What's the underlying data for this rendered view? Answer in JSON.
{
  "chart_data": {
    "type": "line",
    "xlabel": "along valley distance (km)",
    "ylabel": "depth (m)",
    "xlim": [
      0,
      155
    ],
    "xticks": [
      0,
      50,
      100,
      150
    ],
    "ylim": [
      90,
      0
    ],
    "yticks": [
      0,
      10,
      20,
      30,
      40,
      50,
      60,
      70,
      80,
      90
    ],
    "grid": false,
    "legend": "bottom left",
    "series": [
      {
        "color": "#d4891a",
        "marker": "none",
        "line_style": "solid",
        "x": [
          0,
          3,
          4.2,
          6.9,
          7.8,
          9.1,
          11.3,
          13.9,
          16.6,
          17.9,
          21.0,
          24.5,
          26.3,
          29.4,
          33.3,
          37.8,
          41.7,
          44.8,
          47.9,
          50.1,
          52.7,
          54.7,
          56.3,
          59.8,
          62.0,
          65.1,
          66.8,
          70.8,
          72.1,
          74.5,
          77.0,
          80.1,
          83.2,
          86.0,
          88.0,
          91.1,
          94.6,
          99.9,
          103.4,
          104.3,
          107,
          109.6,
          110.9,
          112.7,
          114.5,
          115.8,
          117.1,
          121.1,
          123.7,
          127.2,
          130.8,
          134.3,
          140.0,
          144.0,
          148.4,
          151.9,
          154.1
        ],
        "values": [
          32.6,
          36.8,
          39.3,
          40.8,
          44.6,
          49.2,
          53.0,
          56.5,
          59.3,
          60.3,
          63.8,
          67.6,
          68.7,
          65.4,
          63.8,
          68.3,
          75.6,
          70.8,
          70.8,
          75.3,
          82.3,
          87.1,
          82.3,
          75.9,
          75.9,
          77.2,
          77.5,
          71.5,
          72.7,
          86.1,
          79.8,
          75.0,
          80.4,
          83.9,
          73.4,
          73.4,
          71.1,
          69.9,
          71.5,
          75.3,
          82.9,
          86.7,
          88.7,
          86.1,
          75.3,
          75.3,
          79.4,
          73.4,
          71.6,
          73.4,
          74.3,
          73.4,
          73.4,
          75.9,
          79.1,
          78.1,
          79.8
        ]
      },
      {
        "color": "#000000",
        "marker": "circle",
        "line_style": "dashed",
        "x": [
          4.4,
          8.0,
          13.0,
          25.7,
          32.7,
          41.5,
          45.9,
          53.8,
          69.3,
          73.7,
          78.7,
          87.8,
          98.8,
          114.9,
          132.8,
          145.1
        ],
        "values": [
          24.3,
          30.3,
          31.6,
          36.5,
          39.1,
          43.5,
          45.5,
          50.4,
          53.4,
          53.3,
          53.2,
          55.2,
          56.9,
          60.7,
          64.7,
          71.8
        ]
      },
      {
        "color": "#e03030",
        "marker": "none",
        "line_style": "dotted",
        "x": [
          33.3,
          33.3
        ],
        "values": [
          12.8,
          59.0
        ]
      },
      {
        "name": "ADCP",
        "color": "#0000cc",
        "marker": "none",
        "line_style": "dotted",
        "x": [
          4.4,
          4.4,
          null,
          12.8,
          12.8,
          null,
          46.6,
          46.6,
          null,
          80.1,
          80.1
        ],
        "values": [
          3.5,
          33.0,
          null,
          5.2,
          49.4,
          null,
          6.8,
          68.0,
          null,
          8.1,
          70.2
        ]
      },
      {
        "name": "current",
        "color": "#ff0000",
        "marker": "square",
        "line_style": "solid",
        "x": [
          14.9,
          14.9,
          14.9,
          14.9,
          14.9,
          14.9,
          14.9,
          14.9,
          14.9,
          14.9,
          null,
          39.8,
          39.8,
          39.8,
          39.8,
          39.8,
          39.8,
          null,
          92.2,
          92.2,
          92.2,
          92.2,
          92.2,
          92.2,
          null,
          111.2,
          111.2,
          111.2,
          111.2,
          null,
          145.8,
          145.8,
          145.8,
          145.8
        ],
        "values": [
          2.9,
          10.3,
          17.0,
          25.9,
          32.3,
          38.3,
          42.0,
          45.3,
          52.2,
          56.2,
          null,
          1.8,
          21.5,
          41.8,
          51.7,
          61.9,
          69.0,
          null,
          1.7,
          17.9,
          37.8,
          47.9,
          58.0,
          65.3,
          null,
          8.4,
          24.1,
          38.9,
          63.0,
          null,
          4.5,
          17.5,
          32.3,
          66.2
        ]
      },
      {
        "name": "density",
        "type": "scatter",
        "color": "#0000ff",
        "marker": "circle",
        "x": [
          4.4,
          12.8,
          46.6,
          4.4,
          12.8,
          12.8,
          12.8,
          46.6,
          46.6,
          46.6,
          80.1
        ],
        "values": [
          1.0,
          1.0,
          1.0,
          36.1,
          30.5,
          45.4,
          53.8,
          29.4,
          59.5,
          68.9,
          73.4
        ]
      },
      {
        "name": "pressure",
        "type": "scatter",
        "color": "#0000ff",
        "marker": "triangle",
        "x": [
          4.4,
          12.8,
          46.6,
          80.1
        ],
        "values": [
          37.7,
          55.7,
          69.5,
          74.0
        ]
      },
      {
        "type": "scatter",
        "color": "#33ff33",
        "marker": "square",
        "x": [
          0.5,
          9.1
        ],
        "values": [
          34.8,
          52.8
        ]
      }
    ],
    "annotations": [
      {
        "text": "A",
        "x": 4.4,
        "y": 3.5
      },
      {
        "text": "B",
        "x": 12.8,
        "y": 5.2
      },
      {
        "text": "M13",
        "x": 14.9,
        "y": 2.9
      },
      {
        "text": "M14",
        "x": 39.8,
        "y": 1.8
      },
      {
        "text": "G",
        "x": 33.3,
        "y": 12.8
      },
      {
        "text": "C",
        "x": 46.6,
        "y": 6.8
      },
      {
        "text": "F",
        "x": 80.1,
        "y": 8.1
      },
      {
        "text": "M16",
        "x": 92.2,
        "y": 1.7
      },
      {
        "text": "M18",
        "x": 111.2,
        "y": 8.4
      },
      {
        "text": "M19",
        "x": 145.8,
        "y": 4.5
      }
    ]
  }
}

======

Work instructions.
Where a line of the material above holds the string "text", copy that line.

Answer below.
        "text": "A",
        "text": "B",
        "text": "M13",
        "text": "M14",
        "text": "G",
        "text": "C",
        "text": "F",
        "text": "M16",
        "text": "M18",
        "text": "M19",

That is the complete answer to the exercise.